- **AUFGABEN**
1. Wie viele Arbeitslose mit ukrainischer Staatsangehörigkeit sind laut dem Text zum bayerischen Arbeitsmarkt zum Stichtag am 13. Juni 2022 in Bayern registriert?
2. Führe alle Arbeitslosenquoten in Prozent auf, die der Text zum bayerischen Arbeitsmarkt angibt. Nenne bei jeder Quote die Gruppe oder den Zeitraum, auf den sie sich bezieht.

- **VORLIEGENDER TEXTAUSZUG**
►

Die Zahl der Arbeitslosen steigt von Mai auf Juni um 21.048 oder 10,0 Prozent auf 230.606. Maßgeblich für diesen Anstieg ist der Zugang von ukrainischen Geflüchteten. Die Arbeitslosenquote liegt in Bayern im Juni 2022 bei 3,1 Prozent und damit nur noch um 0,3 Prozentpunkte unter dem Vorjahreswert (Mai 2022: -0,8 Prozentpunkte). Zum Stichtag am 13.Juni 2022 sind in Bayern 25.201 Arbeitslose mit ukrainischer Staatsangehörigkeit registriert. Dies entspricht einem Anteil von 10,9 Prozent an allen Arbeitslosen.
Diese Zahl bildet allerdings nicht den tatsächlichen Aufwuchs ab, da viele der ukrainischen Geflüchteten z.B. alleinerziehende Mütter mit Kleinkind, den Status Arbeitslos nicht haben (sogenannte Fälle nach § 10 SGB II). Ohne die ukrainischen Arbeitslosen wäre die Arbeitslosigkeit im Vergleich zum Vormonat um 1.808 oder 0,9 Prozent gesunken; allerdings fällt dieser Rückgang deutlich geringer aus als in den vergangenen Monaten. Im Vorjahresvergleich geht die Zahl der Arbeitslosen um 26.194 oder 10,2 Prozent zurück.
Besonders deutlich zeigt sich der Anstieg im Vormonatsvergleich der Arbeitslosenquote der Ausländer (7,9 Prozent, +2,1 Prozentpunkte) und der Arbeitslosenquote der Jugendlichen unter 20 Jahre (2,2 Prozent, +0,8 Prozentpunkte). „Der Anstieg der Arbeitslosigkeit im Juni ist demnach nicht saisonüblich, dennoch erwartungsgemäß", erklärte Ralf Holtzwart, Chef der Regionaldirektion Bayern.
Arbeitslosenzahl im Juni: +21.048 auf 230.606 (+10,0 Prozent)
Arbeitslosenzahl im Vorjahresvergleich: -26.194 (-10,2 Prozent)
Arbeitslosenquote gegenüber Vormonat: +0,3 Prozentpunkte auf 3,1 Prozent
Arbeitslosenquote im Vorjahr: 3,4 Prozent
„Geflüchteten Ukrainerinnen und Ukrainern wird mit Erteilen der Aufenthaltserlaubnis nach § 24 AufenthG Zugang zum deutschen Arbeitsmarkt gewährt. Seit dem 1. Juni 2022 können diese Personen Leistungen aus der Grundsicherung für Arbeitsuchende (SGB II) erhalten.

◄

- **DATENAUSZUG**
►

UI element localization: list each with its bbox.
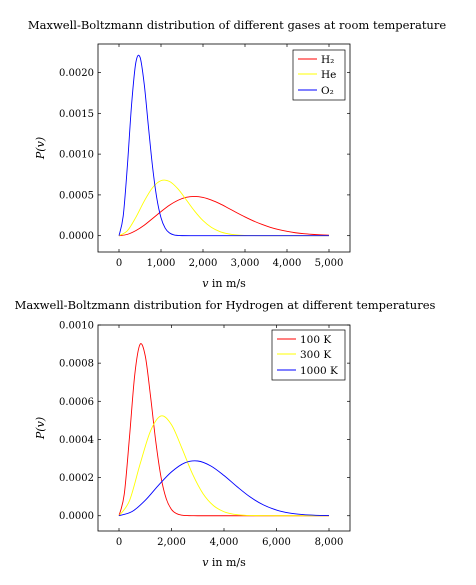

◄

- **GELÖSTE AUFGABEN**
1. 25.201 Arbeitslose, also 10,9 Prozent aller Arbeitslosen.

2.
- Arbeitslosenquote in Bayern im Juni 2022: 3,1 Prozent
- Arbeitslosenquote der Ausländer: 7,9 Prozent
- Arbeitslosenquote der Jugendlichen unter 20 Jahre: 2,2 Prozent
- Arbeitslosenquote im Vorjahr: 3,4 Prozent